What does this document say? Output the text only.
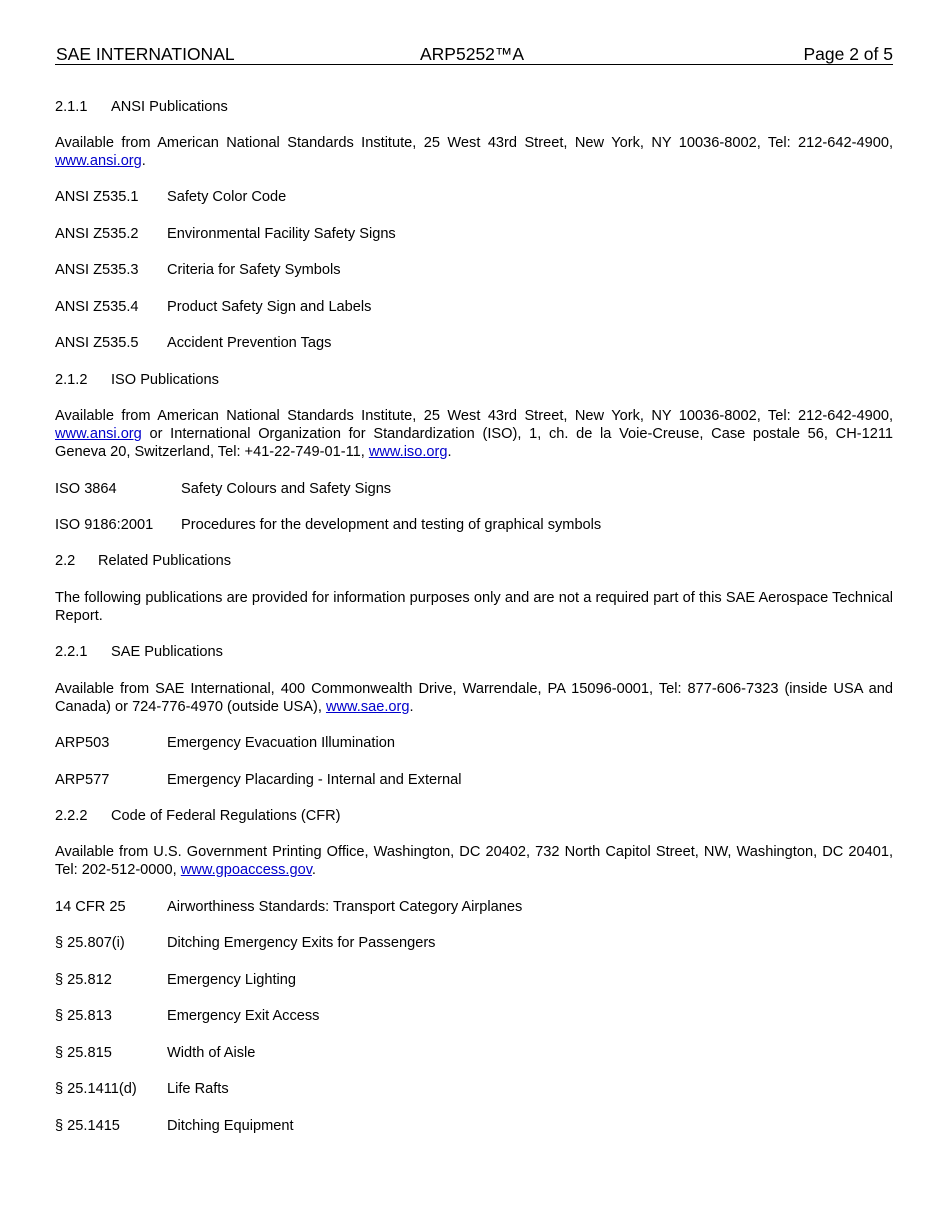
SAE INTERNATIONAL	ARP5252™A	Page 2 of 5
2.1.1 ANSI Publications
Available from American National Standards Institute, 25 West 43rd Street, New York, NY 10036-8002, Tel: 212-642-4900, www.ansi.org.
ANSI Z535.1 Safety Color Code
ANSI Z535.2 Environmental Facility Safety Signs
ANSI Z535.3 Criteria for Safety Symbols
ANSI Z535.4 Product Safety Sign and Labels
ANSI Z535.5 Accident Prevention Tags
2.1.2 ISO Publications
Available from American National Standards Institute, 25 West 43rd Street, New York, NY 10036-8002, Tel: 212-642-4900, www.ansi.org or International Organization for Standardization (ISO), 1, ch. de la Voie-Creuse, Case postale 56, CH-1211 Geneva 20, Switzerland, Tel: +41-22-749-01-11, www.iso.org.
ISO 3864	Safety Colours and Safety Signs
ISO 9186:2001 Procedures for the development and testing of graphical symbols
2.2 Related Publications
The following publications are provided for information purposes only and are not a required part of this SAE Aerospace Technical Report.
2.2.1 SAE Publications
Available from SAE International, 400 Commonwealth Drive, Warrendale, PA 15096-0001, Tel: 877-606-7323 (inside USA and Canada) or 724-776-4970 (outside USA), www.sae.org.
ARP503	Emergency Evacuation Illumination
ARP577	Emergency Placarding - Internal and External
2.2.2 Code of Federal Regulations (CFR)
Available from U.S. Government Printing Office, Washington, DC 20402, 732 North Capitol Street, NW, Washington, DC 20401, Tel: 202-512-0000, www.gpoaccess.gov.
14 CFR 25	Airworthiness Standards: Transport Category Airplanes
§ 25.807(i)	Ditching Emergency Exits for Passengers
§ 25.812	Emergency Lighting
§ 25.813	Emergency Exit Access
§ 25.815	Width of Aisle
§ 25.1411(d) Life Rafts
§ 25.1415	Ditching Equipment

...

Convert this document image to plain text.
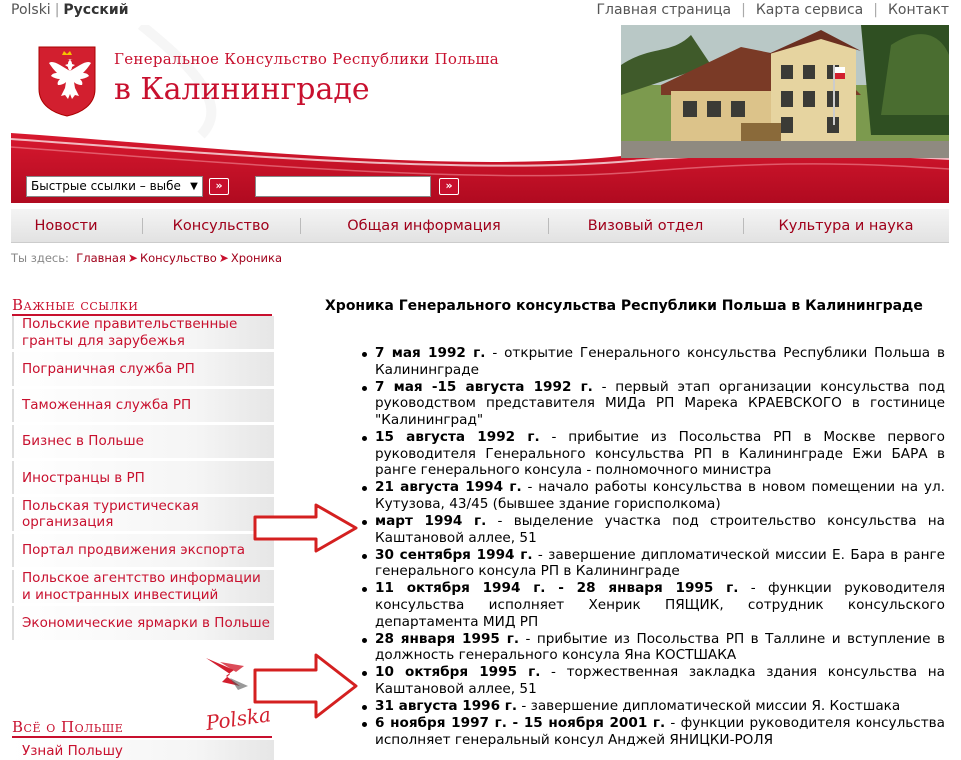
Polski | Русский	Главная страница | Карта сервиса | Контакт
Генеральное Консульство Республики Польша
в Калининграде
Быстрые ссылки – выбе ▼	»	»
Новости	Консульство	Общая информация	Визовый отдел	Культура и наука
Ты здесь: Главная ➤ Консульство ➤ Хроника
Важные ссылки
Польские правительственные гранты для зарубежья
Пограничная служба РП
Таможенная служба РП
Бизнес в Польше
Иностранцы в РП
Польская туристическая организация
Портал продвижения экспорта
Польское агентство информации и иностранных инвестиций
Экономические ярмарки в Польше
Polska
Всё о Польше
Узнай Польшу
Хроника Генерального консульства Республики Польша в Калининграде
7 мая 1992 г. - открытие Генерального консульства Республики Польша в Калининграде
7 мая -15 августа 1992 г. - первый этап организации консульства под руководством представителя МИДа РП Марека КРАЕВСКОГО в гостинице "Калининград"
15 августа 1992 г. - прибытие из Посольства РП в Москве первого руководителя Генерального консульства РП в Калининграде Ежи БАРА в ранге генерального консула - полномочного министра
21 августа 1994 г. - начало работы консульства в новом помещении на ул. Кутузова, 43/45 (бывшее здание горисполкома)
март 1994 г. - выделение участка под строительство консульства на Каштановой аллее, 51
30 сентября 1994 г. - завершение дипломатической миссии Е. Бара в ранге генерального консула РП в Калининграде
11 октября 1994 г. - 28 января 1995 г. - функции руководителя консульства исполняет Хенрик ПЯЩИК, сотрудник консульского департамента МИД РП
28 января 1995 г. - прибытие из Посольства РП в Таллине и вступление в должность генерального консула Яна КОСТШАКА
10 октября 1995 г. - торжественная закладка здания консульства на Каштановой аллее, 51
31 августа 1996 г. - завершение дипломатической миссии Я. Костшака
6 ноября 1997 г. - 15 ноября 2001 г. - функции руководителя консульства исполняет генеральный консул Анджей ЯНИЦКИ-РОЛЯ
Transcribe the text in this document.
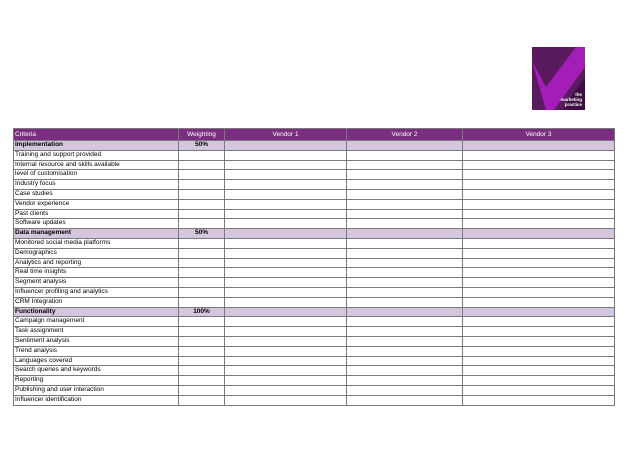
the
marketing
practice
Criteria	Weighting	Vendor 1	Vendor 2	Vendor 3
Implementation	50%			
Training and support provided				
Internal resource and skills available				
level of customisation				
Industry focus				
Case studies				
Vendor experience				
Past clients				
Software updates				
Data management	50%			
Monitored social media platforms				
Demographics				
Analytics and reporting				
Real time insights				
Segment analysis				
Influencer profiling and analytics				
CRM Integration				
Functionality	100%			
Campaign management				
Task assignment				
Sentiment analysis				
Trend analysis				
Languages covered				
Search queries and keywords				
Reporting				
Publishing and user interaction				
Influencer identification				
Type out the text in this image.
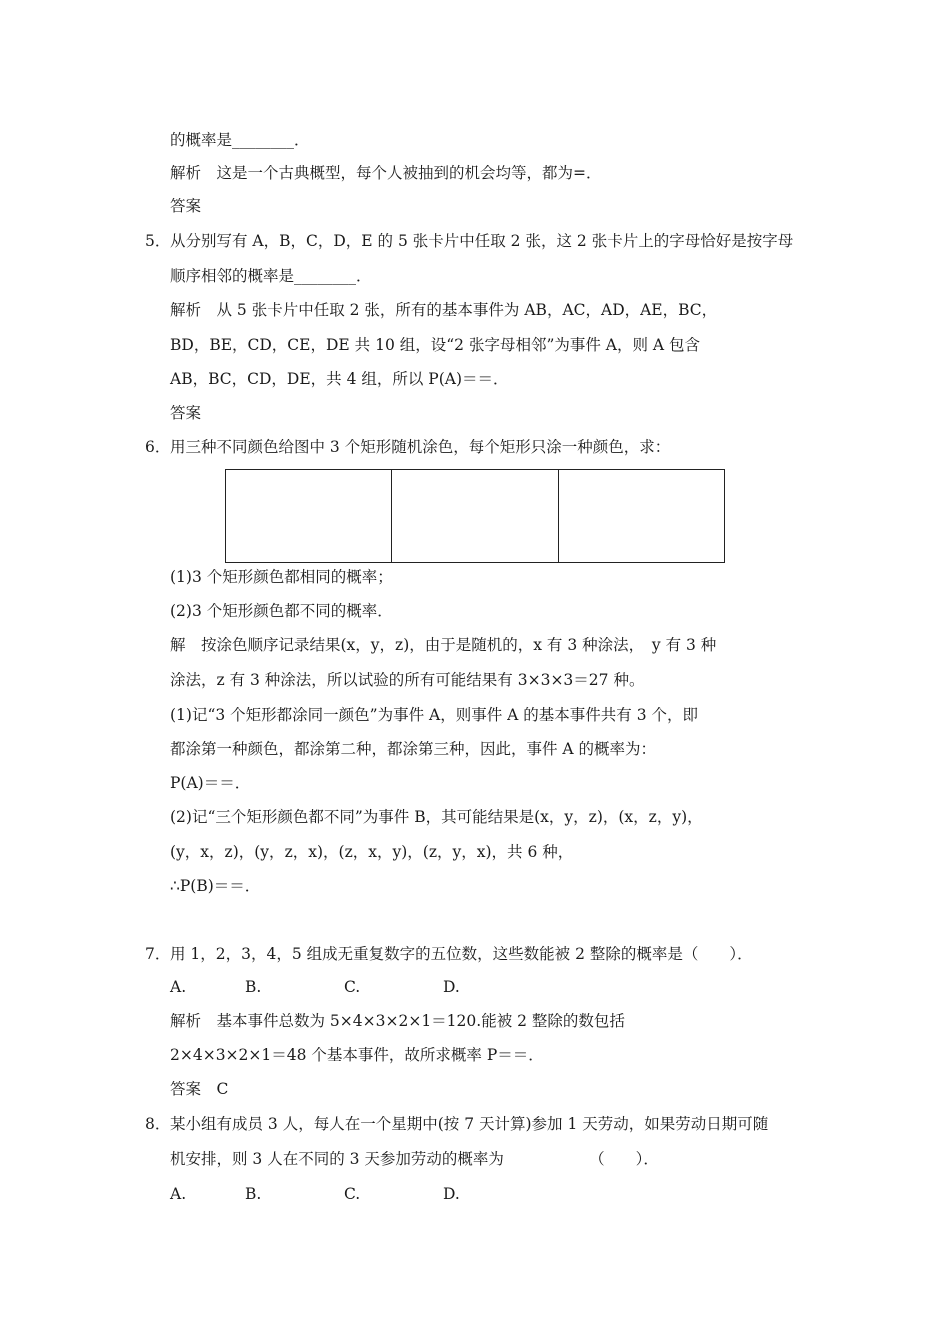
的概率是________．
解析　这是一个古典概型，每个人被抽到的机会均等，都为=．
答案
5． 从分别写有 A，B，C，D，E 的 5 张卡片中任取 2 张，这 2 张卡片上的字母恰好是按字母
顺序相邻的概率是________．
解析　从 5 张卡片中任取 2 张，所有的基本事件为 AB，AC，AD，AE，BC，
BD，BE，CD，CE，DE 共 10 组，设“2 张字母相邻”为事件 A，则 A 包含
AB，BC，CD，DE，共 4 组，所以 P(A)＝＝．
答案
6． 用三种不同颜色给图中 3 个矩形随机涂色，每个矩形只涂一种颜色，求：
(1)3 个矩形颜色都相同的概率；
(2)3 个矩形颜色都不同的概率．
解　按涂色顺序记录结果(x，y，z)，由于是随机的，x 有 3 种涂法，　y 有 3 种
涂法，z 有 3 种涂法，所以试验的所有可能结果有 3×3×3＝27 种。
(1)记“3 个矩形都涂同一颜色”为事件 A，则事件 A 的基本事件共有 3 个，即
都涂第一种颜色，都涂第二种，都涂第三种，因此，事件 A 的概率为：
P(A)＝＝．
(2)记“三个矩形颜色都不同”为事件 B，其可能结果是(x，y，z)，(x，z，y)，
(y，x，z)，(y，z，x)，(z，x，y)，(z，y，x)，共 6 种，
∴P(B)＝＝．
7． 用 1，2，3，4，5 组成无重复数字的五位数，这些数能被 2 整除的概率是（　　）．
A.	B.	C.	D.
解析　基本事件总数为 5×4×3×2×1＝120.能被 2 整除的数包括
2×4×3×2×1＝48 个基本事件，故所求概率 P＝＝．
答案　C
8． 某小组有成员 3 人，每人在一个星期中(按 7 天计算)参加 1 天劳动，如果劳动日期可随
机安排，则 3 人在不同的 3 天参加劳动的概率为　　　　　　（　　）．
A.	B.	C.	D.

_Aim_: Where a line in the material above holds "West", copy that line.

_Result_:
Available from American National Standards Institute, 25 West 43rd Street, New York, NY 10036-8002, Tel: 212-642-4900, www.ansi.org.
Available from American National Standards Institute, 25 West 43rd Street, New York, NY 10036-8002, Tel: 212-642-4900, www.ansi.org or International Organization for Standardization (ISO), 1, ch. de la Voie-Creuse, Case postale 56, CH-1211 Geneva 20, Switzerland, Tel: +41-22-749-01-11, www.iso.org.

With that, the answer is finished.